COMPLETE THE FOLLOWING:
- A) Name every character mentioned in the book discussion, including any from other books.
- B) Continue the book discussion from the point where it stops.

PAGE:
Clark has to be one of my favourite book boyfriends of all time. How do you rate Clark on the book boyfriend scale?

He was pretty amazing! I really liked the detail of him being a bestselling author himself. Oh, the rating part is difficult though… I kind of have different lists, haha. But to me, Clark reminded me of Levi from “Fangirl”, so that means he did really well! 

One of my favourite things about this book is the fact that it is all about friendship. What did you think about Andie’s friendship with Palmer, Toby and Bri (you MUST mention the scavenger hunt here)?

Palmer: I think Palmer was the most evened out of the group. Out of all four she usually made the most grown-up decisions. I liked her a lot, she was a great friend and I loved how she set up a scavenger hunt and how invested she was in it. I think we can both relate to that part, haha. Therefore, I also understood her disappointment when Bri showed up empty-handed (for reasons I’m pretty sure we both guessed right then before the big secret came out…)

Toby: Toby was a great girl with a lot of insecurities. I think she had a hard time living under Bri’s shadow, but she also enjoyed it, because that way not all the attention would be on her. I think it was a good thing that she and Bri spent some time apart. This way she had time to figure out who she is and what she thinks is important in life.

DATA SUPPLIED:
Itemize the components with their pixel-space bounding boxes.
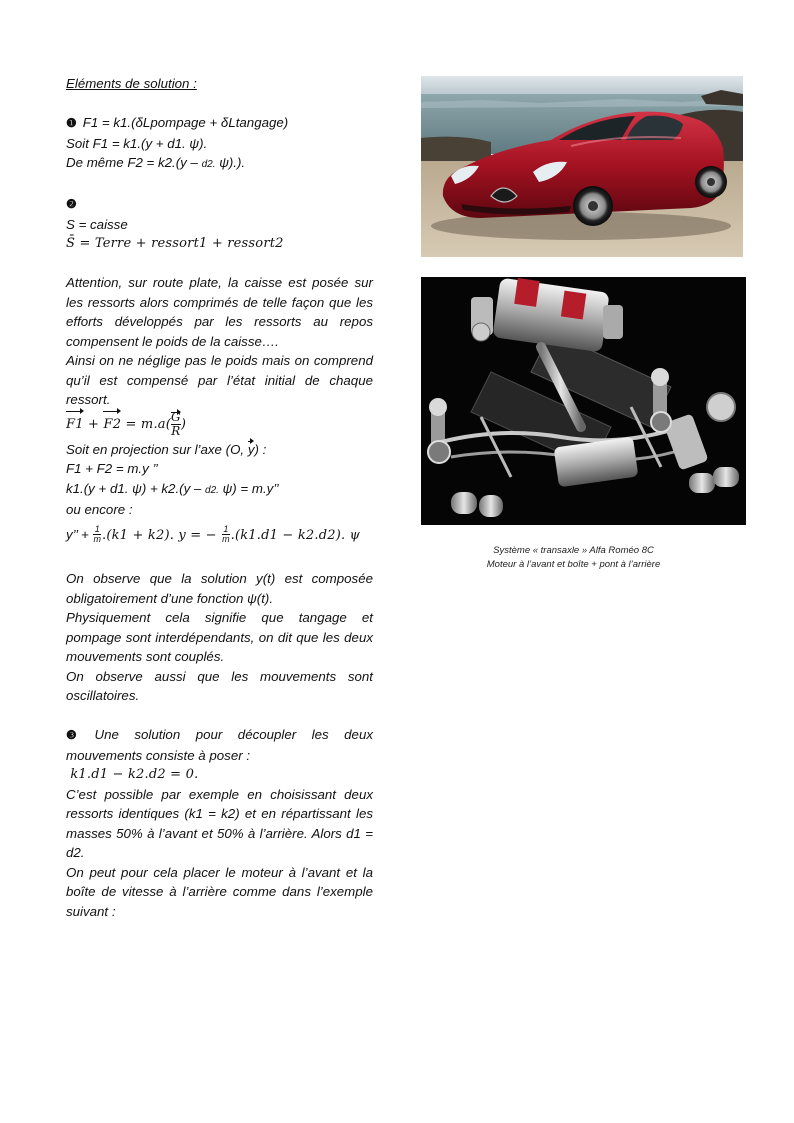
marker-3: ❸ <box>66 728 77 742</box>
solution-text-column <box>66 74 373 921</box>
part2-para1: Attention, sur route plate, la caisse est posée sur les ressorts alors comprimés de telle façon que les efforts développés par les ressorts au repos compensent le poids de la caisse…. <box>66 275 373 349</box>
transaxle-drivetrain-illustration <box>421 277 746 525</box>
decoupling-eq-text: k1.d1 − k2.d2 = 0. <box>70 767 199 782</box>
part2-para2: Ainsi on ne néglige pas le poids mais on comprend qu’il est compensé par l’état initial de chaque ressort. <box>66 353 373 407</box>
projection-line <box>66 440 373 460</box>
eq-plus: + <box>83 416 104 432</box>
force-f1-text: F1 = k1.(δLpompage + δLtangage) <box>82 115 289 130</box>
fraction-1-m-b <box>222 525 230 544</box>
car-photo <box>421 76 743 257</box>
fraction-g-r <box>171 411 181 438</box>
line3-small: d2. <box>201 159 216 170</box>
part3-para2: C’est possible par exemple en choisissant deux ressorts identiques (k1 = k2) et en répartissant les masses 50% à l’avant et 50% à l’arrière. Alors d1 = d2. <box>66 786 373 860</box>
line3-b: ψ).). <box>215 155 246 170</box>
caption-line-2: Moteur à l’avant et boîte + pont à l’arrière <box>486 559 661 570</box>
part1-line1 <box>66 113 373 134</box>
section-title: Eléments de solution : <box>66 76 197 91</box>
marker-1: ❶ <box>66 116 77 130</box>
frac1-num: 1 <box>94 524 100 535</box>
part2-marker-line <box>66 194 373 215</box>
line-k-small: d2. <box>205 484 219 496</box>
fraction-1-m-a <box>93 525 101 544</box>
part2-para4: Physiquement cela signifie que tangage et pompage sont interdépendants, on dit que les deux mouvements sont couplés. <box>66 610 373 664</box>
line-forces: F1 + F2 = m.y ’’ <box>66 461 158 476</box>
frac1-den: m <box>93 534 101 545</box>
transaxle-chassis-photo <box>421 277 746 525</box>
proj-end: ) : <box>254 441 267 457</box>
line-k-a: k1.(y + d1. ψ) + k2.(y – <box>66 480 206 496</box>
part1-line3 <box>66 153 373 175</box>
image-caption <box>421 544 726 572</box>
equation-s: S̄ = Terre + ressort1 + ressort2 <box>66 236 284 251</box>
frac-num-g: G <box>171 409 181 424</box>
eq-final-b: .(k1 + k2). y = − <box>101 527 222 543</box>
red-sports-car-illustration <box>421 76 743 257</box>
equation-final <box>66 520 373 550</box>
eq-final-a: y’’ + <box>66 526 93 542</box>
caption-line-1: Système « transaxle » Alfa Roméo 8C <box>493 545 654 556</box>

ANSWERS FOR THE TASKS:
- A) Clark, Andie, Palmer, Toby, Bri, Levi

- B)
Bri:  I have to admit that of all friends, Bri I remembered least about. It took me a bit of time to have it come back to me. I think that, just like Toby, Bri experienced some of the negative parts of having such a close friendship – to the point that they can’t even keep you apart. She always tried to think of Toby first, so it was a good thing for her as well that they got separated for a while. She totally handled the guy situation wrong, but I do understand how she felt. Oh! And I have to say, if you name your cat Mr. Cupcakes, you should expect an evil feline… I don’t think any feline would appreciate that name, haha.

Topher: In a way Topher wasn’t a friend, and in a way he was. He helped her a lot when her dad started doing his work, and in the end you do learn that he liked Andie more than he let on. But his personality throughout the story wasn’t one that made me like him a lot. He wasn’t a bad guy, but I wasn’t rooting for him either. Quite some times I got a bit annoyed when he was mentioned, but that had more to do with the fact that I disagreed with Andie’s decisions than with him. 

Clark: I’m totally going to use this moment to gush about Clark, because they were friends first! I liked Clark.. A lot! His awkwardness and nerves made him so human. I think his character was well rounded since he also had his flaws (I mean the killing Majorie and .. part, that was harsh!),  but he also compensated for them and he had a huge heart. I totally loved the part where he found out that Andie didn’t read: “Wait, I’m sorry, but how do you not read books? Like-what do you do on planes?”  This made made me laugh, because for a fellow bookworm, this is such a relatable moment!  

I don’t mind long books, but I felt like the plot was a bit all over the place, especially near the end. What did you think of the plot?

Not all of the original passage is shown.